Can you reproduce all of the data below, line for line, without changing a single character?

──────

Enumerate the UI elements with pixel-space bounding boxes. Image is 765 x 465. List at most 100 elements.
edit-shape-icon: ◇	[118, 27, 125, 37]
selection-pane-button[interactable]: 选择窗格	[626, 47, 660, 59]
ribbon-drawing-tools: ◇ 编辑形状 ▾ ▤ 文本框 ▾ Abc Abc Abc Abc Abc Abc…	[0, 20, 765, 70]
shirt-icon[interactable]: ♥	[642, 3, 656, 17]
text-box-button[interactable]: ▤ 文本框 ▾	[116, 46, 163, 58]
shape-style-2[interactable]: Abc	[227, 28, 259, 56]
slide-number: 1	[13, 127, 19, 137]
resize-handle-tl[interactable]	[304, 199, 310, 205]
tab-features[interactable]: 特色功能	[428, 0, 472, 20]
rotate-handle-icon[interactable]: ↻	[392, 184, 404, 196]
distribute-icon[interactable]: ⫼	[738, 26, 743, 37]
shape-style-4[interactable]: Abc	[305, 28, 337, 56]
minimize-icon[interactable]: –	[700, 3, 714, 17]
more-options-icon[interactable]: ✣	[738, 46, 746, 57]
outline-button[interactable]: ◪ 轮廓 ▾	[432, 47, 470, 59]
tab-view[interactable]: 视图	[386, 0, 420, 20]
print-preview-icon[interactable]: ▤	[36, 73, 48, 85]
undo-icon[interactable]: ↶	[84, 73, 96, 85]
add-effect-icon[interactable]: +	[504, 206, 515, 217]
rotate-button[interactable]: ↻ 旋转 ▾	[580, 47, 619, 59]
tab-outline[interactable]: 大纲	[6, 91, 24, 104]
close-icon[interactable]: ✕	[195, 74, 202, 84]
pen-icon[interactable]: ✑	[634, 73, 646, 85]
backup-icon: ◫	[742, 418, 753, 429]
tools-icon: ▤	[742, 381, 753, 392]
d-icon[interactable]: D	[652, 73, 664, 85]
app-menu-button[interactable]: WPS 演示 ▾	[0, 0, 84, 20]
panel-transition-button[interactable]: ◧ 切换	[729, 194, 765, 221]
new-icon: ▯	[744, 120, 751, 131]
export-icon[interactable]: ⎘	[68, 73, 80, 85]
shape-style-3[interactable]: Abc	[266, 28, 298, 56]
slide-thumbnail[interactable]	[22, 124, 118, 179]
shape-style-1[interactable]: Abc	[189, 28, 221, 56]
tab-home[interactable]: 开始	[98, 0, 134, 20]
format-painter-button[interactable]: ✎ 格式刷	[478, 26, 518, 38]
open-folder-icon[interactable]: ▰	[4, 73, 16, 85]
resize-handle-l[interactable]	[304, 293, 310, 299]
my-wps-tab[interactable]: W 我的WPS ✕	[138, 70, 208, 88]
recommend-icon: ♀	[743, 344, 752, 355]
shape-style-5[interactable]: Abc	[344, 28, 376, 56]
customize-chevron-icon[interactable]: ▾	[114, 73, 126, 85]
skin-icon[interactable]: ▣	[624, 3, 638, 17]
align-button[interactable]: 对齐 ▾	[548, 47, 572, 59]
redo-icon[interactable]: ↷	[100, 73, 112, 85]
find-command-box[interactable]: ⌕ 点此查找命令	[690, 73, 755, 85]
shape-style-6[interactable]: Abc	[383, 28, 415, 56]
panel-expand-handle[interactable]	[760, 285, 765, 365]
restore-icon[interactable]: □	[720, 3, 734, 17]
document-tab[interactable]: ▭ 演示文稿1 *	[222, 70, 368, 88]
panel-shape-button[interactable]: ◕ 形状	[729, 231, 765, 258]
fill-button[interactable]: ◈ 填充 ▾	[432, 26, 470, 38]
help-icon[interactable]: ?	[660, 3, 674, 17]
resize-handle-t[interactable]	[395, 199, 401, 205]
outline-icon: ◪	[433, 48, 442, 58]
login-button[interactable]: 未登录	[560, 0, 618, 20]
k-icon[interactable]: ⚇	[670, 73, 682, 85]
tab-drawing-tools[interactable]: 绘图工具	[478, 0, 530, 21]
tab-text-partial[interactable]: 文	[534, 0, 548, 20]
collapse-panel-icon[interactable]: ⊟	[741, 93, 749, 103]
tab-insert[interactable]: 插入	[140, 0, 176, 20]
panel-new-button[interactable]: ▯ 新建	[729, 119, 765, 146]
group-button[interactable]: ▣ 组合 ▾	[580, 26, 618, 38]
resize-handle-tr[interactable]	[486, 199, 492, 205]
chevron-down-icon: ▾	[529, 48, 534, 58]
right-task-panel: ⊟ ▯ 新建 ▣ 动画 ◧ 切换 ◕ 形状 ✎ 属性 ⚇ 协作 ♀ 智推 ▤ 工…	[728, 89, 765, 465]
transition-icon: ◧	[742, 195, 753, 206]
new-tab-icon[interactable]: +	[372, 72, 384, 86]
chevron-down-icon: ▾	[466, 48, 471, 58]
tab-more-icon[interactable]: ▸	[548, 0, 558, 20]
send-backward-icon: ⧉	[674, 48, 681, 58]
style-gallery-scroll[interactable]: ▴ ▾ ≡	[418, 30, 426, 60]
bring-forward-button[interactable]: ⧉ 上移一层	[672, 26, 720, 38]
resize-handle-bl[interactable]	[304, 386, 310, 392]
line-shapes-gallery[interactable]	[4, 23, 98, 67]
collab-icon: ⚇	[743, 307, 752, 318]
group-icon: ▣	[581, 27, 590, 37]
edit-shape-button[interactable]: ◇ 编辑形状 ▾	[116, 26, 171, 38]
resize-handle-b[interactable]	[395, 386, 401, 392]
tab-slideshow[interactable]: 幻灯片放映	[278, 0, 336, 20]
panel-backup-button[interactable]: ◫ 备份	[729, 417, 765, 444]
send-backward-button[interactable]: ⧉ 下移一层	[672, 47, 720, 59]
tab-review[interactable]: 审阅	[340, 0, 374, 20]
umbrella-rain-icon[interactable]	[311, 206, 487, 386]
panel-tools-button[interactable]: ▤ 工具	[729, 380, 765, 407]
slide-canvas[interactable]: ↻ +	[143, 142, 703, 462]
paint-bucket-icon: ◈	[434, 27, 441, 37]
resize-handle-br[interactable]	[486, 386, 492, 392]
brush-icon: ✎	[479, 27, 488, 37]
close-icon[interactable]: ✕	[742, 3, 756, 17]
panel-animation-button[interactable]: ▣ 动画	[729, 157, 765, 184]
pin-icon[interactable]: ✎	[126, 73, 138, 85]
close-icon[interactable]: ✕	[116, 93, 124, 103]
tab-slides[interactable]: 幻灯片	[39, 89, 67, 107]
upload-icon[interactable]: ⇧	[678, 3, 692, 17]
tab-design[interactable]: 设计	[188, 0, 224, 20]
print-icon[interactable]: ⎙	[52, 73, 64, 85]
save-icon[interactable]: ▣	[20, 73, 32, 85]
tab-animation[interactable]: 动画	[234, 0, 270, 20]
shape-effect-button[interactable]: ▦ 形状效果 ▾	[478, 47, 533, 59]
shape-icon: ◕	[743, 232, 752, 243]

──────

Answer to the problem →
Enumerate the UI elements with pixel-space bounding boxes. Image is 765 x 465. List at most 100 elements.
edit-shape-icon: ◇	[118, 27, 125, 37]
selection-pane-button[interactable]: 选择窗格	[626, 47, 660, 59]
ribbon-drawing-tools: ◇ 编辑形状 ▾ ▤ 文本框 ▾ Abc Abc Abc Abc Abc Abc…	[0, 20, 765, 70]
shirt-icon[interactable]: ♥	[642, 3, 656, 17]
text-box-button[interactable]: ▤ 文本框 ▾	[116, 46, 163, 58]
shape-style-2[interactable]: Abc	[227, 28, 259, 56]
slide-number: 1	[13, 127, 19, 137]
resize-handle-tl[interactable]	[304, 199, 310, 205]
tab-features[interactable]: 特色功能	[428, 0, 472, 20]
rotate-handle-icon[interactable]: ↻	[392, 184, 404, 196]
distribute-icon[interactable]: ⫼	[738, 26, 743, 37]
shape-style-4[interactable]: Abc	[305, 28, 337, 56]
minimize-icon[interactable]: –	[700, 3, 714, 17]
more-options-icon[interactable]: ✣	[738, 46, 746, 57]
outline-button[interactable]: ◪ 轮廓 ▾	[432, 47, 470, 59]
tab-view[interactable]: 视图	[386, 0, 420, 20]
print-preview-icon[interactable]: ▤	[36, 73, 48, 85]
undo-icon[interactable]: ↶	[84, 73, 96, 85]
add-effect-icon[interactable]: +	[504, 206, 515, 217]
rotate-button[interactable]: ↻ 旋转 ▾	[580, 47, 619, 59]
tab-outline[interactable]: 大纲	[6, 91, 24, 104]
close-icon[interactable]: ✕	[195, 74, 202, 84]
pen-icon[interactable]: ✑	[634, 73, 646, 85]
backup-icon: ◫	[742, 418, 753, 429]
tools-icon: ▤	[742, 381, 753, 392]
d-icon[interactable]: D	[652, 73, 664, 85]
app-menu-button[interactable]: WPS 演示 ▾	[0, 0, 84, 20]
panel-transition-button[interactable]: ◧ 切换	[729, 194, 765, 221]
new-icon: ▯	[744, 120, 751, 131]
export-icon[interactable]: ⎘	[68, 73, 80, 85]
shape-style-3[interactable]: Abc	[266, 28, 298, 56]
slide-thumbnail[interactable]	[22, 124, 118, 179]
shape-style-1[interactable]: Abc	[189, 28, 221, 56]
tab-home[interactable]: 开始	[98, 0, 134, 20]
format-painter-button[interactable]: ✎ 格式刷	[478, 26, 518, 38]
open-folder-icon[interactable]: ▰	[4, 73, 16, 85]
resize-handle-l[interactable]	[304, 293, 310, 299]
my-wps-tab[interactable]: W 我的WPS ✕	[138, 70, 208, 88]
recommend-icon: ♀	[743, 344, 752, 355]
shape-style-5[interactable]: Abc	[344, 28, 376, 56]
customize-chevron-icon[interactable]: ▾	[114, 73, 126, 85]
skin-icon[interactable]: ▣	[624, 3, 638, 17]
align-button[interactable]: 对齐 ▾	[548, 47, 572, 59]
redo-icon[interactable]: ↷	[100, 73, 112, 85]
find-command-box[interactable]: ⌕ 点此查找命令	[690, 73, 755, 85]
shape-style-6[interactable]: Abc	[383, 28, 415, 56]
panel-expand-handle[interactable]	[760, 285, 765, 365]
restore-icon[interactable]: □	[720, 3, 734, 17]
document-tab[interactable]: ▭ 演示文稿1 *	[222, 70, 368, 88]
panel-shape-button[interactable]: ◕ 形状	[729, 231, 765, 258]
fill-button[interactable]: ◈ 填充 ▾	[432, 26, 470, 38]
help-icon[interactable]: ?	[660, 3, 674, 17]
resize-handle-t[interactable]	[395, 199, 401, 205]
outline-icon: ◪	[433, 48, 442, 58]
login-button[interactable]: 未登录	[560, 0, 618, 20]
k-icon[interactable]: ⚇	[670, 73, 682, 85]
tab-drawing-tools[interactable]: 绘图工具	[478, 0, 530, 21]
tab-text-partial[interactable]: 文	[534, 0, 548, 20]
collapse-panel-icon[interactable]: ⊟	[741, 93, 749, 103]
tab-insert[interactable]: 插入	[140, 0, 176, 20]
panel-new-button[interactable]: ▯ 新建	[729, 119, 765, 146]
group-button[interactable]: ▣ 组合 ▾	[580, 26, 618, 38]
resize-handle-tr[interactable]	[486, 199, 492, 205]
chevron-down-icon: ▾	[529, 48, 534, 58]
right-task-panel: ⊟ ▯ 新建 ▣ 动画 ◧ 切换 ◕ 形状 ✎ 属性 ⚇ 协作 ♀ 智推 ▤ 工…	[728, 89, 765, 465]
transition-icon: ◧	[742, 195, 753, 206]
new-tab-icon[interactable]: +	[372, 72, 384, 86]
chevron-down-icon: ▾	[466, 48, 471, 58]
tab-more-icon[interactable]: ▸	[548, 0, 558, 20]
send-backward-icon: ⧉	[674, 48, 681, 58]
style-gallery-scroll[interactable]: ▴ ▾ ≡	[418, 30, 426, 60]
bring-forward-button[interactable]: ⧉ 上移一层	[672, 26, 720, 38]
resize-handle-bl[interactable]	[304, 386, 310, 392]
line-shapes-gallery[interactable]	[4, 23, 98, 67]
collab-icon: ⚇	[743, 307, 752, 318]
group-icon: ▣	[581, 27, 590, 37]
edit-shape-button[interactable]: ◇ 编辑形状 ▾	[116, 26, 171, 38]
resize-handle-b[interactable]	[395, 386, 401, 392]
tab-slideshow[interactable]: 幻灯片放映	[278, 0, 336, 20]
panel-backup-button[interactable]: ◫ 备份	[729, 417, 765, 444]
send-backward-button[interactable]: ⧉ 下移一层	[672, 47, 720, 59]
tab-review[interactable]: 审阅	[340, 0, 374, 20]
umbrella-rain-icon[interactable]	[311, 206, 487, 386]
panel-tools-button[interactable]: ▤ 工具	[729, 380, 765, 407]
slide-canvas[interactable]: ↻ +	[143, 142, 703, 462]
paint-bucket-icon: ◈	[434, 27, 441, 37]
resize-handle-br[interactable]	[486, 386, 492, 392]
brush-icon: ✎	[479, 27, 488, 37]
close-icon[interactable]: ✕	[742, 3, 756, 17]
panel-animation-button[interactable]: ▣ 动画	[729, 157, 765, 184]
pin-icon[interactable]: ✎	[126, 73, 138, 85]
close-icon[interactable]: ✕	[116, 93, 124, 103]
tab-slides[interactable]: 幻灯片	[39, 89, 67, 107]
upload-icon[interactable]: ⇧	[678, 3, 692, 17]
tab-design[interactable]: 设计	[188, 0, 224, 20]
print-icon[interactable]: ⎙	[52, 73, 64, 85]
save-icon[interactable]: ▣	[20, 73, 32, 85]
tab-animation[interactable]: 动画	[234, 0, 270, 20]
shape-effect-button[interactable]: ▦ 形状效果 ▾	[478, 47, 533, 59]
shape-icon: ◕	[743, 232, 752, 243]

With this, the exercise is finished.